» **What you should do**
Where a line contains the string "給個電話地址", copy that line.

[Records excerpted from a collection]
|---|

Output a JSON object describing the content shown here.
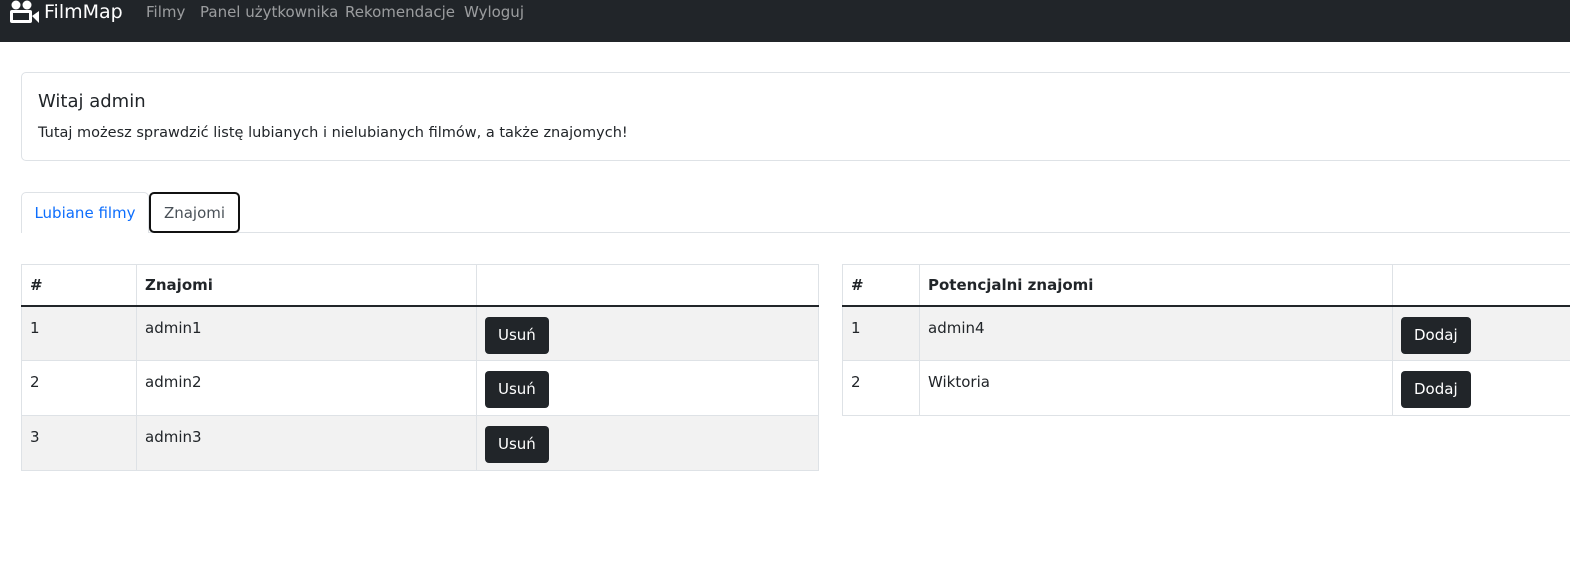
{
  "navbar": {
    "brand": "FilmMap",
    "brand_icon": "video-camera-icon",
    "links": [
      "Filmy",
      "Panel użytkownika",
      "Rekomendacje",
      "Wyloguj"
    ],
    "bg_color": "#212529"
  },
  "welcome": {
    "title": "Witaj admin",
    "text": "Tutaj możesz sprawdzić listę lubianych i nielubianych filmów, a także znajomych!"
  },
  "tabs": [
    {
      "label": "Lubiane filmy",
      "active": false
    },
    {
      "label": "Znajomi",
      "active": true
    }
  ],
  "friends_table": {
    "headers": [
      "#",
      "Znajomi",
      ""
    ],
    "rows": [
      {
        "num": "1",
        "name": "admin1",
        "action": "Usuń"
      },
      {
        "num": "2",
        "name": "admin2",
        "action": "Usuń"
      },
      {
        "num": "3",
        "name": "admin3",
        "action": "Usuń"
      }
    ]
  },
  "potential_table": {
    "headers": [
      "#",
      "Potencjalni znajomi",
      ""
    ],
    "rows": [
      {
        "num": "1",
        "name": "admin4",
        "action": "Dodaj"
      },
      {
        "num": "2",
        "name": "Wiktoria",
        "action": "Dodaj"
      }
    ]
  }
}
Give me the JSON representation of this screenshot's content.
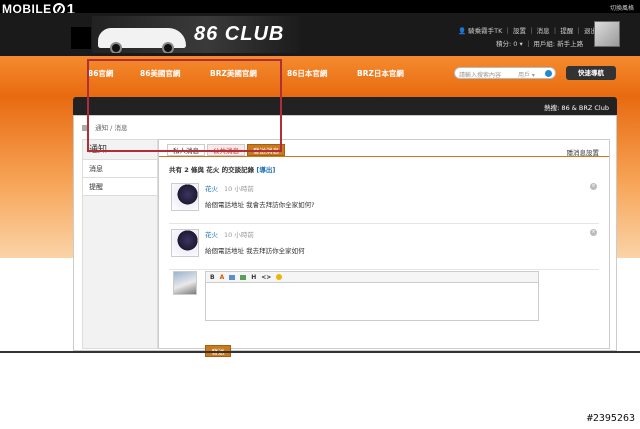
{
  "site": {
    "logo_text": "MOBILE",
    "logo_num": "1",
    "top_right": "切換風格"
  },
  "banner": {
    "title": "86 CLUB"
  },
  "user": {
    "name": "騎乘霧手TK",
    "links": "｜ 設置 ｜ 消息 ｜ 提醒 ｜ 退出",
    "points": "積分: 0 ▾",
    "group": "｜ 用戶組: 新手上路"
  },
  "nav": [
    "86官網",
    "86美國官網",
    "BRZ美國官網",
    "86日本官網",
    "BRZ日本官網"
  ],
  "search": {
    "placeholder": "請輸入搜索內容",
    "scope": "用戶 ▾"
  },
  "quick_nav": "快速導航",
  "hot": "熱搜:  86 & BRZ Club",
  "breadcrumb": {
    "a": "通知",
    "sep": "/",
    "b": "消息"
  },
  "sidebar": {
    "title": "通知",
    "items": [
      "消息",
      "提醒"
    ]
  },
  "tabs": {
    "private": "私人消息",
    "public": "公共消息",
    "send": "發送消息",
    "settings": "隱消息設置"
  },
  "summary": {
    "text": "共有 2 條與 花火 的交談記錄",
    "export": "[導出]"
  },
  "messages": [
    {
      "user": "花火",
      "time": "10 小時前",
      "text": "給個電話地址 我會去拜訪你全家如何?"
    },
    {
      "user": "花火",
      "time": "10 小時前",
      "text": "給個電話地址 我去拜訪你全家如何"
    }
  ],
  "editor": {
    "tools": [
      "B",
      "A",
      "",
      "",
      "H",
      "<>",
      ""
    ]
  },
  "send_label": "發送",
  "watermark": "#2395263",
  "colors": {
    "orange": "#e86a10",
    "highlight": "#b22d3a",
    "link": "#1e6fb5",
    "button": "#c97a1f"
  }
}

|---|

» **Result of this exercise**
      "text": "給個電話地址 我會去拜訪你全家如何?"
      "text": "給個電話地址 我去拜訪你全家如何"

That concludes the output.